— begin —

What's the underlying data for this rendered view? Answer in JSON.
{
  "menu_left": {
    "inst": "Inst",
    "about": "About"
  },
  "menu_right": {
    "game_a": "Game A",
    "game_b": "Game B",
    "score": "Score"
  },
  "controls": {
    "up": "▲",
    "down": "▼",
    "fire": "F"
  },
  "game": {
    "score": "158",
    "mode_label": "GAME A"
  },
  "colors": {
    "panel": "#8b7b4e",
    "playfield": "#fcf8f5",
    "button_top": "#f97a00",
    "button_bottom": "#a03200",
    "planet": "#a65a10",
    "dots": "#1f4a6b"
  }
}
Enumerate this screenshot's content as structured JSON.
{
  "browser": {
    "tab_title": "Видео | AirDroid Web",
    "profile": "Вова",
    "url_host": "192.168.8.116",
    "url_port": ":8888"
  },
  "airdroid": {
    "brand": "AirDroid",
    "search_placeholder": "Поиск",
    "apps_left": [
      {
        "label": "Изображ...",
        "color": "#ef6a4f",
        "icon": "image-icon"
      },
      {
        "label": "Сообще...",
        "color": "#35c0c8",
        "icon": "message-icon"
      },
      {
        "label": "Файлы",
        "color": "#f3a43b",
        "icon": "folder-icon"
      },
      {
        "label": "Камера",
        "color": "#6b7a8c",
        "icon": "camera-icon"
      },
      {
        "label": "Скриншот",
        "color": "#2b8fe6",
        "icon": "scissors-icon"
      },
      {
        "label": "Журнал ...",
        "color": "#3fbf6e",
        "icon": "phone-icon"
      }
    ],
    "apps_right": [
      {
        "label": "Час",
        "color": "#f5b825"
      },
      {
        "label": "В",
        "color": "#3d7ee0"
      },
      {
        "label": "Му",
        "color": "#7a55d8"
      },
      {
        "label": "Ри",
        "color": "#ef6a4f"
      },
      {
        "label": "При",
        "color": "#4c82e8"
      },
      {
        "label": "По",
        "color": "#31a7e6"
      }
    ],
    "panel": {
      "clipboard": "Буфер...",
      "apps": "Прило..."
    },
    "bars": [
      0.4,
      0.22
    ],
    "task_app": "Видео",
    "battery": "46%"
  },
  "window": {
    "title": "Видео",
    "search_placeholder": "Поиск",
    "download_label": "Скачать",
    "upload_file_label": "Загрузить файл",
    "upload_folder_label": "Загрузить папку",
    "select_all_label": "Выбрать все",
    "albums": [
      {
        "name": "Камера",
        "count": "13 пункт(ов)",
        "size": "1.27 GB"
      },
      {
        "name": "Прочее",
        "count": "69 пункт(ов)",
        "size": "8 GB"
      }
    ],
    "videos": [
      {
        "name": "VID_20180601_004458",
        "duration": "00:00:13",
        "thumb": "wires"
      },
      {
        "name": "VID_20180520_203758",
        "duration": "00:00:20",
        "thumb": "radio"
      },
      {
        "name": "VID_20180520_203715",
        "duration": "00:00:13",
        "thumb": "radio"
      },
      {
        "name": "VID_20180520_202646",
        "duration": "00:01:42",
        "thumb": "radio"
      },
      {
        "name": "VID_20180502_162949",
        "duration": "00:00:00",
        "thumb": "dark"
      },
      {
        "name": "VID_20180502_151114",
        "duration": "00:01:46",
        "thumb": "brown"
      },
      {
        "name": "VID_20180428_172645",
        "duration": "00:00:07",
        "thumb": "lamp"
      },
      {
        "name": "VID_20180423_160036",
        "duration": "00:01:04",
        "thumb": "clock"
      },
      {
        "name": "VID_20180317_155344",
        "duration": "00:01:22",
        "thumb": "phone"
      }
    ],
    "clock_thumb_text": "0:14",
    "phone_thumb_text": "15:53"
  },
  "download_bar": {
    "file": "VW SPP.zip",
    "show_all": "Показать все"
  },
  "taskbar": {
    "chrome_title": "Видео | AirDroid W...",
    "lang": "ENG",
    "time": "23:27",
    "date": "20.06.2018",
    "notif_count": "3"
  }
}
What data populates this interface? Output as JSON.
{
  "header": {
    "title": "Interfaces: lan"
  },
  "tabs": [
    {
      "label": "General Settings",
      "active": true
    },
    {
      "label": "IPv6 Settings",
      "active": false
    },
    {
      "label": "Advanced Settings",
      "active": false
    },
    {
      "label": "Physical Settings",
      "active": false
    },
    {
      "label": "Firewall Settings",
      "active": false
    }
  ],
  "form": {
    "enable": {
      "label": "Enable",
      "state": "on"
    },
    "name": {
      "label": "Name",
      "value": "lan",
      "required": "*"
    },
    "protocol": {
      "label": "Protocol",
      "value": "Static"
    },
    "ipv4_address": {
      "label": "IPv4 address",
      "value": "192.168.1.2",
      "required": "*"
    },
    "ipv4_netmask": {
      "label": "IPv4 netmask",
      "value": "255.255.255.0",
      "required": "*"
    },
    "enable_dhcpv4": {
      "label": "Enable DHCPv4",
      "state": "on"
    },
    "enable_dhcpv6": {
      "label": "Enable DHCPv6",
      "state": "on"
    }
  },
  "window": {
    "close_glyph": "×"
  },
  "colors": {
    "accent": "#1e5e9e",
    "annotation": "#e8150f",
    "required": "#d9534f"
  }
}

— end —

## Exercise description:
Copy down the material exactly as written.

## Answer to this task:
What's the underlying data for this rendered view? Answer in JSON.
{
  "menu_left": {
    "inst": "Inst",
    "about": "About"
  },
  "menu_right": {
    "game_a": "Game A",
    "game_b": "Game B",
    "score": "Score"
  },
  "controls": {
    "up": "▲",
    "down": "▼",
    "fire": "F"
  },
  "game": {
    "score": "158",
    "mode_label": "GAME A"
  },
  "colors": {
    "panel": "#8b7b4e",
    "playfield": "#fcf8f5",
    "button_top": "#f97a00",
    "button_bottom": "#a03200",
    "planet": "#a65a10",
    "dots": "#1f4a6b"
  }
}
Enumerate this screenshot's content as structured JSON.
{
  "browser": {
    "tab_title": "Видео | AirDroid Web",
    "profile": "Вова",
    "url_host": "192.168.8.116",
    "url_port": ":8888"
  },
  "airdroid": {
    "brand": "AirDroid",
    "search_placeholder": "Поиск",
    "apps_left": [
      {
        "label": "Изображ...",
        "color": "#ef6a4f",
        "icon": "image-icon"
      },
      {
        "label": "Сообще...",
        "color": "#35c0c8",
        "icon": "message-icon"
      },
      {
        "label": "Файлы",
        "color": "#f3a43b",
        "icon": "folder-icon"
      },
      {
        "label": "Камера",
        "color": "#6b7a8c",
        "icon": "camera-icon"
      },
      {
        "label": "Скриншот",
        "color": "#2b8fe6",
        "icon": "scissors-icon"
      },
      {
        "label": "Журнал ...",
        "color": "#3fbf6e",
        "icon": "phone-icon"
      }
    ],
    "apps_right": [
      {
        "label": "Час",
        "color": "#f5b825"
      },
      {
        "label": "В",
        "color": "#3d7ee0"
      },
      {
        "label": "Му",
        "color": "#7a55d8"
      },
      {
        "label": "Ри",
        "color": "#ef6a4f"
      },
      {
        "label": "При",
        "color": "#4c82e8"
      },
      {
        "label": "По",
        "color": "#31a7e6"
      }
    ],
    "panel": {
      "clipboard": "Буфер...",
      "apps": "Прило..."
    },
    "bars": [
      0.4,
      0.22
    ],
    "task_app": "Видео",
    "battery": "46%"
  },
  "window": {
    "title": "Видео",
    "search_placeholder": "Поиск",
    "download_label": "Скачать",
    "upload_file_label": "Загрузить файл",
    "upload_folder_label": "Загрузить папку",
    "select_all_label": "Выбрать все",
    "albums": [
      {
        "name": "Камера",
        "count": "13 пункт(ов)",
        "size": "1.27 GB"
      },
      {
        "name": "Прочее",
        "count": "69 пункт(ов)",
        "size": "8 GB"
      }
    ],
    "videos": [
      {
        "name": "VID_20180601_004458",
        "duration": "00:00:13",
        "thumb": "wires"
      },
      {
        "name": "VID_20180520_203758",
        "duration": "00:00:20",
        "thumb": "radio"
      },
      {
        "name": "VID_20180520_203715",
        "duration": "00:00:13",
        "thumb": "radio"
      },
      {
        "name": "VID_20180520_202646",
        "duration": "00:01:42",
        "thumb": "radio"
      },
      {
        "name": "VID_20180502_162949",
        "duration": "00:00:00",
        "thumb": "dark"
      },
      {
        "name": "VID_20180502_151114",
        "duration": "00:01:46",
        "thumb": "brown"
      },
      {
        "name": "VID_20180428_172645",
        "duration": "00:00:07",
        "thumb": "lamp"
      },
      {
        "name": "VID_20180423_160036",
        "duration": "00:01:04",
        "thumb": "clock"
      },
      {
        "name": "VID_20180317_155344",
        "duration": "00:01:22",
        "thumb": "phone"
      }
    ],
    "clock_thumb_text": "0:14",
    "phone_thumb_text": "15:53"
  },
  "download_bar": {
    "file": "VW SPP.zip",
    "show_all": "Показать все"
  },
  "taskbar": {
    "chrome_title": "Видео | AirDroid W...",
    "lang": "ENG",
    "time": "23:27",
    "date": "20.06.2018",
    "notif_count": "3"
  }
}
What data populates this interface? Output as JSON.
{
  "header": {
    "title": "Interfaces: lan"
  },
  "tabs": [
    {
      "label": "General Settings",
      "active": true
    },
    {
      "label": "IPv6 Settings",
      "active": false
    },
    {
      "label": "Advanced Settings",
      "active": false
    },
    {
      "label": "Physical Settings",
      "active": false
    },
    {
      "label": "Firewall Settings",
      "active": false
    }
  ],
  "form": {
    "enable": {
      "label": "Enable",
      "state": "on"
    },
    "name": {
      "label": "Name",
      "value": "lan",
      "required": "*"
    },
    "protocol": {
      "label": "Protocol",
      "value": "Static"
    },
    "ipv4_address": {
      "label": "IPv4 address",
      "value": "192.168.1.2",
      "required": "*"
    },
    "ipv4_netmask": {
      "label": "IPv4 netmask",
      "value": "255.255.255.0",
      "required": "*"
    },
    "enable_dhcpv4": {
      "label": "Enable DHCPv4",
      "state": "on"
    },
    "enable_dhcpv6": {
      "label": "Enable DHCPv6",
      "state": "on"
    }
  },
  "window": {
    "close_glyph": "×"
  },
  "colors": {
    "accent": "#1e5e9e",
    "annotation": "#e8150f",
    "required": "#d9534f"
  }
}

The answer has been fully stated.